■ Extracted data entries ■
————————

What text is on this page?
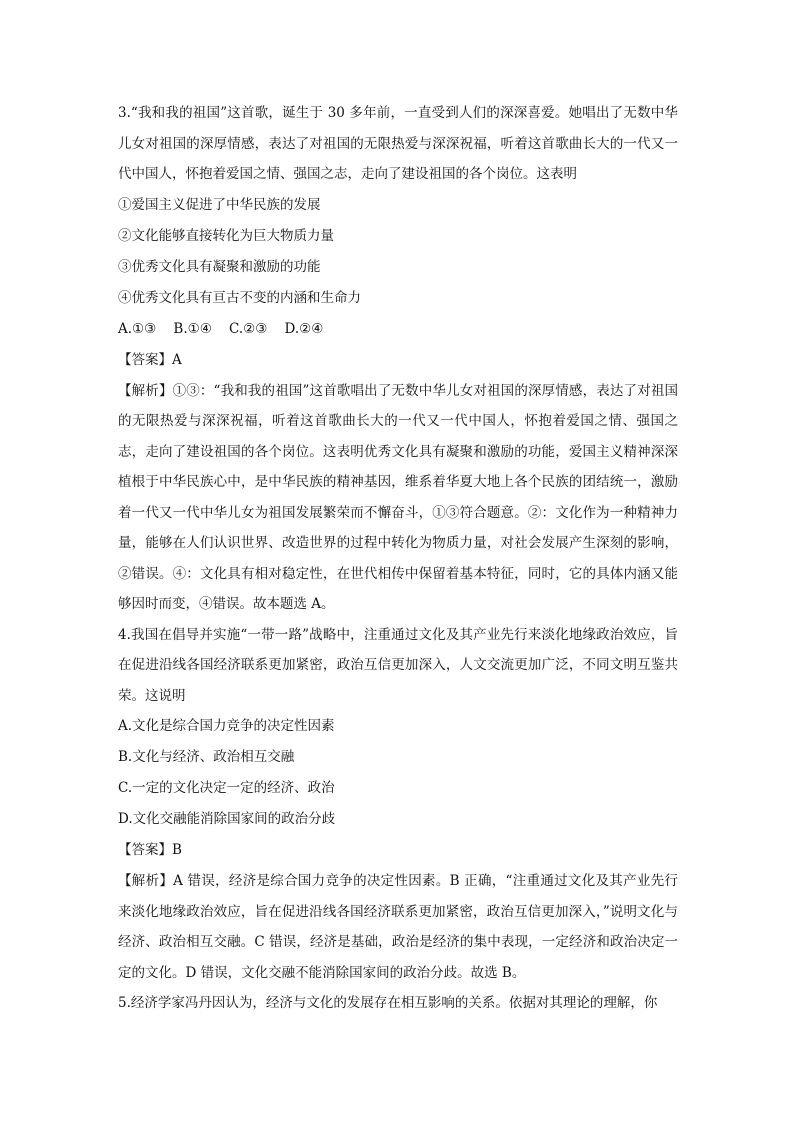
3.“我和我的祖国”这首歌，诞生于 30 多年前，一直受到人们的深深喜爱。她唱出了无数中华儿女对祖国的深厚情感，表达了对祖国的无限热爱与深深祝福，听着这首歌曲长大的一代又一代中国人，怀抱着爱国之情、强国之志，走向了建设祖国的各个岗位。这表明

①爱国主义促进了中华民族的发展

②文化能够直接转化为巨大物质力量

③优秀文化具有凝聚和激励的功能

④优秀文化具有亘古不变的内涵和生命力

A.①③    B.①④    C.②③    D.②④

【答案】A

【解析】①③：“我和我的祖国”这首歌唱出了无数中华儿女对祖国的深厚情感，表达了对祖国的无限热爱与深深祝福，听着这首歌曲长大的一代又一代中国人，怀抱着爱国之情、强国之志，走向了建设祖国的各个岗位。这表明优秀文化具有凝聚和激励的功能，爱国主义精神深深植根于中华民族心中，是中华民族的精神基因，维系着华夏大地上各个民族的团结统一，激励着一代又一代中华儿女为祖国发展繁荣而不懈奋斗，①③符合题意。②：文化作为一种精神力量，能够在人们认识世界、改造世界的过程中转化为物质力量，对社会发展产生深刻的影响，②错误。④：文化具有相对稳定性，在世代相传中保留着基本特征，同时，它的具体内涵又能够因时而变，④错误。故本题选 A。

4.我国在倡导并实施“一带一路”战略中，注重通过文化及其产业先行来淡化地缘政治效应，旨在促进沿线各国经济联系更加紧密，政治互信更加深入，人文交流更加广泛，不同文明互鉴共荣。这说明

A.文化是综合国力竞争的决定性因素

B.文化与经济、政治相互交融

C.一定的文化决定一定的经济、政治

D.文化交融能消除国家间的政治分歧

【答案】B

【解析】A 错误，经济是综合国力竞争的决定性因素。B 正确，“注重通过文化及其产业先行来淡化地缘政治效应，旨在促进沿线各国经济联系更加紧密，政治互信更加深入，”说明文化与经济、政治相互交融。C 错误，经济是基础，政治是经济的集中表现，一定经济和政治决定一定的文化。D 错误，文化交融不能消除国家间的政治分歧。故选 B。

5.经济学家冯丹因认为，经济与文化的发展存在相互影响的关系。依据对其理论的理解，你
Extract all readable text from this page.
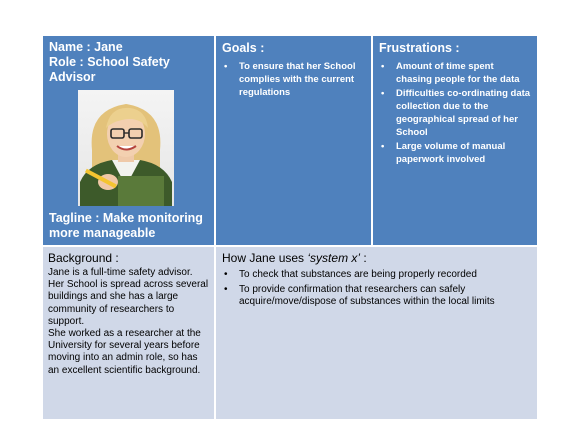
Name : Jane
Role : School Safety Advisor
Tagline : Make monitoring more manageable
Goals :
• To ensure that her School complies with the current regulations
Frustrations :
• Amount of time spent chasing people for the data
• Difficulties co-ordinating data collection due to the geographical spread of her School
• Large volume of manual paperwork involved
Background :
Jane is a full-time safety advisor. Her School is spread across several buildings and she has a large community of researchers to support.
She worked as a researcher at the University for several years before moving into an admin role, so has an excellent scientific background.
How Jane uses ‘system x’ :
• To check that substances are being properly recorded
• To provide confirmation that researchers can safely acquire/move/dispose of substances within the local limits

————————

■ WRITTEN TASK ■
From the entries above, copy every line containing the word "怀抱着爱国之情".

■ CORRECT RESULT ■
3.“我和我的祖国”这首歌，诞生于 30 多年前，一直受到人们的深深喜爱。她唱出了无数中华儿女对祖国的深厚情感，表达了对祖国的无限热爱与深深祝福，听着这首歌曲长大的一代又一代中国人，怀抱着爱国之情、强国之志，走向了建设祖国的各个岗位。这表明
【解析】①③：“我和我的祖国”这首歌唱出了无数中华儿女对祖国的深厚情感，表达了对祖国的无限热爱与深深祝福，听着这首歌曲长大的一代又一代中国人，怀抱着爱国之情、强国之志，走向了建设祖国的各个岗位。这表明优秀文化具有凝聚和激励的功能，爱国主义精神深深植根于中华民族心中，是中华民族的精神基因，维系着华夏大地上各个民族的团结统一，激励着一代又一代中华儿女为祖国发展繁荣而不懈奋斗，①③符合题意。②：文化作为一种精神力量，能够在人们认识世界、改造世界的过程中转化为物质力量，对社会发展产生深刻的影响，②错误。④：文化具有相对稳定性，在世代相传中保留着基本特征，同时，它的具体内涵又能够因时而变，④错误。故本题选 A。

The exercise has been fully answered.